— begin MATERIAL PROVIDED —
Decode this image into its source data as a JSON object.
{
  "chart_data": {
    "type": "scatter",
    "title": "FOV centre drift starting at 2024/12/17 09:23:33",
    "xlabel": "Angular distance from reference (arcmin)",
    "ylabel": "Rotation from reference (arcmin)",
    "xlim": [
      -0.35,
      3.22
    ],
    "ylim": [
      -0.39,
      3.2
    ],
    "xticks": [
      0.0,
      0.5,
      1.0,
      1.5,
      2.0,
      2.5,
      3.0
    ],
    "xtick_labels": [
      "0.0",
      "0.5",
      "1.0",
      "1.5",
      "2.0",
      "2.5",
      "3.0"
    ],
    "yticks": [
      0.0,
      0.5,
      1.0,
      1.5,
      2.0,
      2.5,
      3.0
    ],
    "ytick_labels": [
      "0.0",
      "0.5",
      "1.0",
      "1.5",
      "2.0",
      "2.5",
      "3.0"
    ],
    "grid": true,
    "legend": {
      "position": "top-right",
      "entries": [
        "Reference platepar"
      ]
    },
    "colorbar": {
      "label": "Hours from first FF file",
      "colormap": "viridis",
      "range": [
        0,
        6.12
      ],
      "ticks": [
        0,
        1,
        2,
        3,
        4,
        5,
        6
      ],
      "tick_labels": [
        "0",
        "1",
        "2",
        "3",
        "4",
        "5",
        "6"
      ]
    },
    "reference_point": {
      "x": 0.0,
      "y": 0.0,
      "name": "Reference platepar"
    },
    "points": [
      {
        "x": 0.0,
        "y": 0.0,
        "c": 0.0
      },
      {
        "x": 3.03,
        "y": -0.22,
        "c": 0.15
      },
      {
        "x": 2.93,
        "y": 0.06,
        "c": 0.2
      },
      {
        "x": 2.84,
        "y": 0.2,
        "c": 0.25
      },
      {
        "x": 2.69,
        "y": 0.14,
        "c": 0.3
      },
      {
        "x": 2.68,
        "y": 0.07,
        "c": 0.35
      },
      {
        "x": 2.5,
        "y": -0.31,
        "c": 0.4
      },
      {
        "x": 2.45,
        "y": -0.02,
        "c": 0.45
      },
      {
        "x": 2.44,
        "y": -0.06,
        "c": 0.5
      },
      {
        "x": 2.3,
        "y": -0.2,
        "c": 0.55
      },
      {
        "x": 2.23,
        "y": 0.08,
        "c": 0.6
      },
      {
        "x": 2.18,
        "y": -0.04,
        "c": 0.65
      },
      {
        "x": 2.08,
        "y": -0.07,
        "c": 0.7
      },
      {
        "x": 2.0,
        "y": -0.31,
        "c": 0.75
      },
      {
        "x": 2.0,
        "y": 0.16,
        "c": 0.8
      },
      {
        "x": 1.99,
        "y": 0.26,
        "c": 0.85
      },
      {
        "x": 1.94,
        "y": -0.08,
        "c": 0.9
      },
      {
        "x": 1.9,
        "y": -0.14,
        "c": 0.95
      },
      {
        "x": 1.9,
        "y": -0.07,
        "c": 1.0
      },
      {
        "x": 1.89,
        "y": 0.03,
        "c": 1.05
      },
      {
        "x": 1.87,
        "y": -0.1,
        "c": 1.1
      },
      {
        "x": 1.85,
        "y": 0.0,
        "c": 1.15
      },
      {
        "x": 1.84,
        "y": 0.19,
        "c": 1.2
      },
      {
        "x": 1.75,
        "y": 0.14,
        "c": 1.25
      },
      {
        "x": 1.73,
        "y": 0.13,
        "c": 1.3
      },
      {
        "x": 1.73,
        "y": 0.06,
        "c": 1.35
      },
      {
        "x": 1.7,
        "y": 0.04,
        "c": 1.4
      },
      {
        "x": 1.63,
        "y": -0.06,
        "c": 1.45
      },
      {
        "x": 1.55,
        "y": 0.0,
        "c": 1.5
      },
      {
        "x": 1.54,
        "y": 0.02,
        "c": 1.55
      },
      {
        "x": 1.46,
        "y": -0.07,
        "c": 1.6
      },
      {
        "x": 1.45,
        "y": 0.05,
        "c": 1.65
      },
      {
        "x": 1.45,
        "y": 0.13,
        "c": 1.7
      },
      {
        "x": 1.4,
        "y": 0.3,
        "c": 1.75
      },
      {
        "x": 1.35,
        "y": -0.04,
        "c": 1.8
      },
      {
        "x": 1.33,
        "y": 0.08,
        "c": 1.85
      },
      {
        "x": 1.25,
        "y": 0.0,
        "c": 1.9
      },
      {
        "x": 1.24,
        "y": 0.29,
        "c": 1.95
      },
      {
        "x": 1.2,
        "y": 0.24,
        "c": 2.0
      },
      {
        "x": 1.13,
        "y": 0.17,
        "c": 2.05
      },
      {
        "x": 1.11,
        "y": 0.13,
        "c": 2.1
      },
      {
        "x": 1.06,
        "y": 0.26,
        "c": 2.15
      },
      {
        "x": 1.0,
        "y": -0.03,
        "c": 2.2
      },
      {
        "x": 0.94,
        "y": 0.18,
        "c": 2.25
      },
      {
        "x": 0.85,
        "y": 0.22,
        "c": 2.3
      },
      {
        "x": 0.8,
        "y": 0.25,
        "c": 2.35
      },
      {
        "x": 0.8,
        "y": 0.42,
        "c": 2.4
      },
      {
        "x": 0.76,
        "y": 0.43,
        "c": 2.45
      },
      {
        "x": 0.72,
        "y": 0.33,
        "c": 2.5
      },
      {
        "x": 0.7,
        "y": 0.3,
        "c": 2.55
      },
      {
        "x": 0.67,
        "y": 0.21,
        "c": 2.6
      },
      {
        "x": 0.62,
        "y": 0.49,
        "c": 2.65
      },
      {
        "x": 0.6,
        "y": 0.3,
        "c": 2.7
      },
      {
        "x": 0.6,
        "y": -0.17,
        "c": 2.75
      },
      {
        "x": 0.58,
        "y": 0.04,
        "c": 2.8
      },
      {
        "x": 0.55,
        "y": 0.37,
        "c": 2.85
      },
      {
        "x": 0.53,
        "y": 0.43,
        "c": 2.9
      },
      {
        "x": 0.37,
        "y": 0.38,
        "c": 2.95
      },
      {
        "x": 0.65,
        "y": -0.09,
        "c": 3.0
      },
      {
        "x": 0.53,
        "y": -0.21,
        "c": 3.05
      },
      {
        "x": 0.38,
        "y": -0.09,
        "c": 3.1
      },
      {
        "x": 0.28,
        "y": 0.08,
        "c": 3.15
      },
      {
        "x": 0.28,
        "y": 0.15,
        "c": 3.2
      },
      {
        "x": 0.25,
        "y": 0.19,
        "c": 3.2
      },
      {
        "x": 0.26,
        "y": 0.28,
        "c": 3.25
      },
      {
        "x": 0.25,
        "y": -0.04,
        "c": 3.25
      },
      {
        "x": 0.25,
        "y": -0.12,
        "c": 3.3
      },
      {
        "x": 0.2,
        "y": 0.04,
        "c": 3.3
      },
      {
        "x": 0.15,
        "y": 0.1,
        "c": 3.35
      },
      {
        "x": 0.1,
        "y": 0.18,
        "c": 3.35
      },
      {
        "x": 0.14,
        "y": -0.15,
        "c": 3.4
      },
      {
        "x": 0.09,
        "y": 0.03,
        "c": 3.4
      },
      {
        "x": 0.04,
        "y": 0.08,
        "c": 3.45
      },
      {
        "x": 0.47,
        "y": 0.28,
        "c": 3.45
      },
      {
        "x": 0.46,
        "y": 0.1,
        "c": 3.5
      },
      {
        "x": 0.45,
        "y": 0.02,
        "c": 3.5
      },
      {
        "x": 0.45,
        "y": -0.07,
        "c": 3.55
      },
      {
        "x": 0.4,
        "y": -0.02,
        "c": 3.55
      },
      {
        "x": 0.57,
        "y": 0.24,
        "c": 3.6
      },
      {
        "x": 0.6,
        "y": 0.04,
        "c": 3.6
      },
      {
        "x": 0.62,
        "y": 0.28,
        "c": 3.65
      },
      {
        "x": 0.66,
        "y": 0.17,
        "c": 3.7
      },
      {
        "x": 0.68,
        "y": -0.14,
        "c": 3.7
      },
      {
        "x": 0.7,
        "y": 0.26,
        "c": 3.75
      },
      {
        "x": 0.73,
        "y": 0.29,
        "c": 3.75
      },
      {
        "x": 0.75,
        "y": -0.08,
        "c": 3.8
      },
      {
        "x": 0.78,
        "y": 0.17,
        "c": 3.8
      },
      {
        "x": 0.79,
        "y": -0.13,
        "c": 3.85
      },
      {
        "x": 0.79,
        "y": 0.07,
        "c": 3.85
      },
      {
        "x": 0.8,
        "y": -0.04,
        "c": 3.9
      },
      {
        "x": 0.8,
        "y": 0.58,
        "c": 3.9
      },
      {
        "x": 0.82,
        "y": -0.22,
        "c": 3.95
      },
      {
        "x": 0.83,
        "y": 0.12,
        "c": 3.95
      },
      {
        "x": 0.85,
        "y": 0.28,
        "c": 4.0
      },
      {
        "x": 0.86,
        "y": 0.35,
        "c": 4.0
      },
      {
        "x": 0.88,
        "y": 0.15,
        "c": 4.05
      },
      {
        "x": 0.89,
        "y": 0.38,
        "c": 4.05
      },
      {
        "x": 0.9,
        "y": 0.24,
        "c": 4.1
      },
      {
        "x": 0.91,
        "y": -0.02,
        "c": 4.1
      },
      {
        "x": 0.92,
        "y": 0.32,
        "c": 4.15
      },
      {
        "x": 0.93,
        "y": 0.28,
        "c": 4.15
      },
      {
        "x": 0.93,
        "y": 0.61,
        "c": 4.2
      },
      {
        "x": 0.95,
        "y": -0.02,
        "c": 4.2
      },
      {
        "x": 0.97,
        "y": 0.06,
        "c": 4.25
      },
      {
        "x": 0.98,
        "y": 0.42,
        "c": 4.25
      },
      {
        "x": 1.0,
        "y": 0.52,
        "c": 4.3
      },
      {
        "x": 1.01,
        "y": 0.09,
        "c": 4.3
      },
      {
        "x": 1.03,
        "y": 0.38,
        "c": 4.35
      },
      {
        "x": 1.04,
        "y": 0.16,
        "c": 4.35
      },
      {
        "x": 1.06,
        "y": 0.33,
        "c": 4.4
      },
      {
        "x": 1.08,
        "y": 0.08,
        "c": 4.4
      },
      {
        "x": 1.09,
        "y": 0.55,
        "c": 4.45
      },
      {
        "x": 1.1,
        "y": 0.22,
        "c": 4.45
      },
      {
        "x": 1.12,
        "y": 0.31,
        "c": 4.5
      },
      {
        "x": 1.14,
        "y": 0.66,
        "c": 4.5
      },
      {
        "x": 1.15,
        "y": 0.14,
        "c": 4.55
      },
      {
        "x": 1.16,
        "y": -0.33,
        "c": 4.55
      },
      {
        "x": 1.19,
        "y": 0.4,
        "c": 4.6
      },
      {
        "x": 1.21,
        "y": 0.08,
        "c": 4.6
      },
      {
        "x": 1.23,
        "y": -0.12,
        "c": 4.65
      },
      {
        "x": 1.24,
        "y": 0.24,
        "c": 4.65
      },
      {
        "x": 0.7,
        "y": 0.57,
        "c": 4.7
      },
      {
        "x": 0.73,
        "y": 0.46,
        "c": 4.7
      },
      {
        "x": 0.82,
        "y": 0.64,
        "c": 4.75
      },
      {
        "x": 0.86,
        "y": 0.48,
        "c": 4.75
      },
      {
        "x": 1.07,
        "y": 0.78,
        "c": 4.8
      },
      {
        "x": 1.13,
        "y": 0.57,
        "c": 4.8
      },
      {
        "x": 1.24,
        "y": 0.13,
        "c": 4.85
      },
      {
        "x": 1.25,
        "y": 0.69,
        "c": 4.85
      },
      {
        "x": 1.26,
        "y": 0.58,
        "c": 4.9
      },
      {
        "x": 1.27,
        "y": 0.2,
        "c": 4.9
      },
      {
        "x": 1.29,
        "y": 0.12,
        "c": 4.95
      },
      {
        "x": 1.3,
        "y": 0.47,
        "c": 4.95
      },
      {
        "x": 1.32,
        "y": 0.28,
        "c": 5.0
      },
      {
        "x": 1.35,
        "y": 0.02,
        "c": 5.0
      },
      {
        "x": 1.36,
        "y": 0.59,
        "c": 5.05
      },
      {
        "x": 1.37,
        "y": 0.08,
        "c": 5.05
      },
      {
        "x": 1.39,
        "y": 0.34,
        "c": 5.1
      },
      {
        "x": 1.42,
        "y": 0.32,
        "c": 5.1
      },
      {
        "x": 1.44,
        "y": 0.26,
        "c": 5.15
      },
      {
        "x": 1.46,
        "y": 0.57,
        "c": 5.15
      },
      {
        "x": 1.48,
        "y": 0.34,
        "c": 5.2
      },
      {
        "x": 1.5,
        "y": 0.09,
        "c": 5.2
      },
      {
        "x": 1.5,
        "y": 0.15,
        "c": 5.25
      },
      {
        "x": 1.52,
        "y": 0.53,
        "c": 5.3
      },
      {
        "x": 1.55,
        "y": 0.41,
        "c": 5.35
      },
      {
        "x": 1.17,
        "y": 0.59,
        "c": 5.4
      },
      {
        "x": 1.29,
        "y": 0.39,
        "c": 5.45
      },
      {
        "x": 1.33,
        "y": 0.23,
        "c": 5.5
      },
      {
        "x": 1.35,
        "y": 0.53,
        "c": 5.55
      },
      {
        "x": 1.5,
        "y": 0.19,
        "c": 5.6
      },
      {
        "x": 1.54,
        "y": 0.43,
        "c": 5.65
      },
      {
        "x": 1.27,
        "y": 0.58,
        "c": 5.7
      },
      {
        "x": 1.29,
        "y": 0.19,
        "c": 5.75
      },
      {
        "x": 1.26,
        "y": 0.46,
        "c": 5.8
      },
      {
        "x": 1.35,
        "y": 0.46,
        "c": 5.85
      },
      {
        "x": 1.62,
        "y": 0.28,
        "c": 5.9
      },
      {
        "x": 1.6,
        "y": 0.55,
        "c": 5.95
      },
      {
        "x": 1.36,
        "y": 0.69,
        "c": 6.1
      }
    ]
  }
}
— end MATERIAL PROVIDED —
## WORK TO BE COMPLETED
Go through the records above, find every line with the word "platepar", and list those lines.

## SOLUTION
        "Reference platepar"
      "name": "Reference platepar"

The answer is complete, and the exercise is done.